### Short exercise
Output, without any change, the stretch of the material below from its start through the line that contains "bar-solar-2006 [375,397,391,400]".
----- Recorded information
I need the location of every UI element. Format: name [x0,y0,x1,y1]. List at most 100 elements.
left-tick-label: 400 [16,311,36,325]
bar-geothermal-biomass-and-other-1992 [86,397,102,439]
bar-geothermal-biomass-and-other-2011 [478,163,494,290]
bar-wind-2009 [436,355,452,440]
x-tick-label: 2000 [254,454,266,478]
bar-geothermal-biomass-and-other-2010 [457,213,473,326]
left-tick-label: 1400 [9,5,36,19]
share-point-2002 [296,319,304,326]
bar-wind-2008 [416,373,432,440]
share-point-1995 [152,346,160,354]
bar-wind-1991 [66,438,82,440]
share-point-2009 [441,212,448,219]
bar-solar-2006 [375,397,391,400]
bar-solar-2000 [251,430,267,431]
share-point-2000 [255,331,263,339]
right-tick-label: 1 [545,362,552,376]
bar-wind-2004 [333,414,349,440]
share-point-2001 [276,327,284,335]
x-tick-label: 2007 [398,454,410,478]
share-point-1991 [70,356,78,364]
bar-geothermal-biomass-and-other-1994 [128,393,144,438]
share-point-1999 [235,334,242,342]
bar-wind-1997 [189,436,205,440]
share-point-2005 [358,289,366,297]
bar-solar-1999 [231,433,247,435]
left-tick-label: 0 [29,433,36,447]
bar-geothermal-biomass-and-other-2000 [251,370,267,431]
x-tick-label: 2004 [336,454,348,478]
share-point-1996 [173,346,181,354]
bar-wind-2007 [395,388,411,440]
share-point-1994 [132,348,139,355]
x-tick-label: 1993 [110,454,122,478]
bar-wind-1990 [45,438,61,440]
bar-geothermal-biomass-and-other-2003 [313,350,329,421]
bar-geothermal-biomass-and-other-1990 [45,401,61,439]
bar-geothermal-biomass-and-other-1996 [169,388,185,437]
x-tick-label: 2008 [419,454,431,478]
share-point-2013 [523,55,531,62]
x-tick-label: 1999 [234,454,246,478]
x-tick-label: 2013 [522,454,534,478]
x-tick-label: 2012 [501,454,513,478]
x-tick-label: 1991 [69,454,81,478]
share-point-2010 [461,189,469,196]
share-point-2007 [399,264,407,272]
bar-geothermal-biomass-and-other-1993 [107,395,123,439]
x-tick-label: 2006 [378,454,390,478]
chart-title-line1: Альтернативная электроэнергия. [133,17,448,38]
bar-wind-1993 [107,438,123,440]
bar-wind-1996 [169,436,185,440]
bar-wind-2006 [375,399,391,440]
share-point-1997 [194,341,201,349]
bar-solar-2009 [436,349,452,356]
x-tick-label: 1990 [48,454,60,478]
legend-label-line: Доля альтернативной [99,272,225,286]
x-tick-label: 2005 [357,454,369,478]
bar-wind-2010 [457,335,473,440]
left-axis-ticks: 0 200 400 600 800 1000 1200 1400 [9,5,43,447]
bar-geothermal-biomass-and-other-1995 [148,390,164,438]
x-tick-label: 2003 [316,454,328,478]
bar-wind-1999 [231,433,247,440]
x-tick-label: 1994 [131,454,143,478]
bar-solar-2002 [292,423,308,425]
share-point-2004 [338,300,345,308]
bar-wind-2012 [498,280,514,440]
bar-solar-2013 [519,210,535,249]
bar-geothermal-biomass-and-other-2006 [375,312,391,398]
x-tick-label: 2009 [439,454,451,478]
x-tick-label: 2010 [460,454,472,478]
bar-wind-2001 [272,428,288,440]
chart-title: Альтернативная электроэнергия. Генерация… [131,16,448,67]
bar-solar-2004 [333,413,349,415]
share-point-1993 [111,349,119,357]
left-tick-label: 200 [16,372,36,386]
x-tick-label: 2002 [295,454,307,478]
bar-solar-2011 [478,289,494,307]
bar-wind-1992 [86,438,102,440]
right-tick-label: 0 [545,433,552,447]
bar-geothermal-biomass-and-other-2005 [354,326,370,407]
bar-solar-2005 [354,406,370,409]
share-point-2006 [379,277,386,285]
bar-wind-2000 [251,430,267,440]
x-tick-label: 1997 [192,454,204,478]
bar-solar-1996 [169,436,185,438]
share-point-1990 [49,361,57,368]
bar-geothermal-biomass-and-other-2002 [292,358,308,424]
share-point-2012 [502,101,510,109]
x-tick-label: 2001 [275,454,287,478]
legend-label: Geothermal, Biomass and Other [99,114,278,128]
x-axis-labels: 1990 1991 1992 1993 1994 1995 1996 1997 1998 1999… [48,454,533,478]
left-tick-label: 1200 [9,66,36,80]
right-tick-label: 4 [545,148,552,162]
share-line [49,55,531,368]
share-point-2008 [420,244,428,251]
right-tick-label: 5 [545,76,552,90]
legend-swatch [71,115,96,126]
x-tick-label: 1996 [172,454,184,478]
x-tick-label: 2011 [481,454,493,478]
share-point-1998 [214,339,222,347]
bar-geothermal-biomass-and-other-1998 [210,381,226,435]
----------
### Written answer
I need the location of every UI element. Format: name [x0,y0,x1,y1]. List at most 100 elements.
left-tick-label: 400 [16,311,36,325]
bar-geothermal-biomass-and-other-1992 [86,397,102,439]
bar-geothermal-biomass-and-other-2011 [478,163,494,290]
bar-wind-2009 [436,355,452,440]
x-tick-label: 2000 [254,454,266,478]
bar-geothermal-biomass-and-other-2010 [457,213,473,326]
left-tick-label: 1400 [9,5,36,19]
share-point-2002 [296,319,304,326]
bar-wind-2008 [416,373,432,440]
share-point-1995 [152,346,160,354]
bar-wind-1991 [66,438,82,440]
share-point-2009 [441,212,448,219]
bar-solar-2006 [375,397,391,400]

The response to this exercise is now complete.